* **Work instructions**:
Say how many lines of these entries include the word "controller", and answer with the number alone.

* **Exercise material**:
-*-
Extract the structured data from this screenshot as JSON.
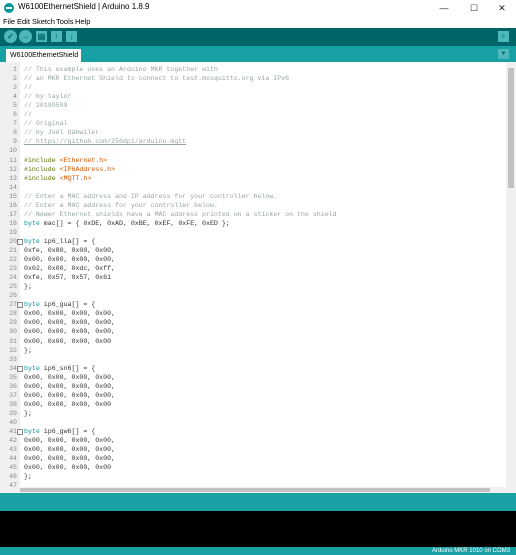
{
  "window": {
    "title": "W6100EthernetShield | Arduino 1.8.9",
    "minimize_glyph": "—",
    "maximize_glyph": "☐",
    "close_glyph": "✕"
  },
  "menu": [
    "File",
    "Edit",
    "Sketch",
    "Tools",
    "Help"
  ],
  "toolbar": {
    "verify_glyph": "✓",
    "upload_glyph": "→",
    "new_glyph": "▤",
    "open_glyph": "↑",
    "save_glyph": "↓",
    "serial_monitor_glyph": "⌕"
  },
  "tabs": [
    {
      "label": "W6100EthernetShield"
    }
  ],
  "tab_menu_glyph": "▼",
  "colors": {
    "toolbar": "#006468",
    "accent": "#17a1a5",
    "comment": "#95a5a6",
    "keyword": "#5e6d03",
    "type": "#00979c",
    "string": "#d35400"
  },
  "editor": {
    "lines": [
      {
        "n": "1",
        "code": "// This example uses an Arduino MKR together with",
        "style": "comment"
      },
      {
        "n": "2",
        "code": "// an MKR Ethernet Shield to connect to test.mosquitto.org via IPv6",
        "style": "comment"
      },
      {
        "n": "3",
        "code": "//",
        "style": "comment"
      },
      {
        "n": "4",
        "code": "// by taylor",
        "style": "comment"
      },
      {
        "n": "5",
        "code": "// 20190509",
        "style": "comment"
      },
      {
        "n": "6",
        "code": "//",
        "style": "comment"
      },
      {
        "n": "7",
        "code": "// Original",
        "style": "comment"
      },
      {
        "n": "8",
        "code": "// by Joël Gähwiler",
        "style": "comment"
      },
      {
        "n": "9",
        "code": "// https://github.com/256dpi/arduino-mqtt",
        "style": "link"
      },
      {
        "n": "10",
        "code": "",
        "style": "plain"
      },
      {
        "n": "11",
        "code": "#include <Ethernet.h>",
        "style": "include",
        "kw": "#include",
        "rest": " ",
        "str": "<Ethernet.h>"
      },
      {
        "n": "12",
        "code": "#include <IP6Address.h>",
        "style": "include",
        "kw": "#include",
        "rest": " ",
        "str": "<IP6Address.h>"
      },
      {
        "n": "13",
        "code": "#include <MQTT.h>",
        "style": "include",
        "kw": "#include",
        "rest": " ",
        "str": "<MQTT.h>"
      },
      {
        "n": "14",
        "code": "",
        "style": "plain"
      },
      {
        "n": "15",
        "code": "// Enter a MAC address and IP address for your controller below.",
        "style": "comment"
      },
      {
        "n": "16",
        "code": "// Enter a MAC address for your controller below.",
        "style": "comment"
      },
      {
        "n": "17",
        "code": "// Newer Ethernet shields have a MAC address printed on a sticker on the shield",
        "style": "comment"
      },
      {
        "n": "18",
        "code": "byte mac[] = { 0xDE, 0xAD, 0xBE, 0xEF, 0xFE, 0xED };",
        "style": "typed",
        "kw": "byte",
        "rest": " mac[] = { 0xDE, 0xAD, 0xBE, 0xEF, 0xFE, 0xED };"
      },
      {
        "n": "19",
        "code": "",
        "style": "plain"
      },
      {
        "n": "20",
        "code": "byte ip6_lla[] = {",
        "style": "typed",
        "kw": "byte",
        "rest": " ip6_lla[] = {",
        "fold": true
      },
      {
        "n": "21",
        "code": "0xfe, 0x80, 0x00, 0x00,",
        "style": "plain"
      },
      {
        "n": "22",
        "code": "0x00, 0x00, 0x00, 0x00,",
        "style": "plain"
      },
      {
        "n": "23",
        "code": "0x02, 0x00, 0xdc, 0xff,",
        "style": "plain"
      },
      {
        "n": "24",
        "code": "0xfe, 0x57, 0x57, 0x61",
        "style": "plain"
      },
      {
        "n": "25",
        "code": "};",
        "style": "plain"
      },
      {
        "n": "26",
        "code": "",
        "style": "plain"
      },
      {
        "n": "27",
        "code": "byte ip6_gua[] = {",
        "style": "typed",
        "kw": "byte",
        "rest": " ip6_gua[] = {",
        "fold": true
      },
      {
        "n": "28",
        "code": "0x00, 0x00, 0x00, 0x00,",
        "style": "plain"
      },
      {
        "n": "29",
        "code": "0x00, 0x00, 0x00, 0x00,",
        "style": "plain"
      },
      {
        "n": "30",
        "code": "0x00, 0x00, 0x00, 0x00,",
        "style": "plain"
      },
      {
        "n": "31",
        "code": "0x00, 0x00, 0x00, 0x00",
        "style": "plain"
      },
      {
        "n": "32",
        "code": "};",
        "style": "plain"
      },
      {
        "n": "33",
        "code": "",
        "style": "plain"
      },
      {
        "n": "34",
        "code": "byte ip6_sn6[] = {",
        "style": "typed",
        "kw": "byte",
        "rest": " ip6_sn6[] = {",
        "fold": true
      },
      {
        "n": "35",
        "code": "0x00, 0x00, 0x00, 0x00,",
        "style": "plain"
      },
      {
        "n": "36",
        "code": "0x00, 0x00, 0x00, 0x00,",
        "style": "plain"
      },
      {
        "n": "37",
        "code": "0x00, 0x00, 0x00, 0x00,",
        "style": "plain"
      },
      {
        "n": "38",
        "code": "0x00, 0x00, 0x00, 0x00",
        "style": "plain"
      },
      {
        "n": "39",
        "code": "};",
        "style": "plain"
      },
      {
        "n": "40",
        "code": "",
        "style": "plain"
      },
      {
        "n": "41",
        "code": "byte ip6_gw6[] = {",
        "style": "typed",
        "kw": "byte",
        "rest": " ip6_gw6[] = {",
        "fold": true
      },
      {
        "n": "42",
        "code": "0x00, 0x00, 0x00, 0x00,",
        "style": "plain"
      },
      {
        "n": "43",
        "code": "0x00, 0x00, 0x00, 0x00,",
        "style": "plain"
      },
      {
        "n": "44",
        "code": "0x00, 0x00, 0x00, 0x00,",
        "style": "plain"
      },
      {
        "n": "45",
        "code": "0x00, 0x00, 0x00, 0x00",
        "style": "plain"
      },
      {
        "n": "46",
        "code": "};",
        "style": "plain"
      },
      {
        "n": "47",
        "code": "",
        "style": "plain"
      }
    ]
  },
  "footer": {
    "board": "Arduino MKR 1010 on COM3"
  }
}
-*-
* **Exercise result**:
2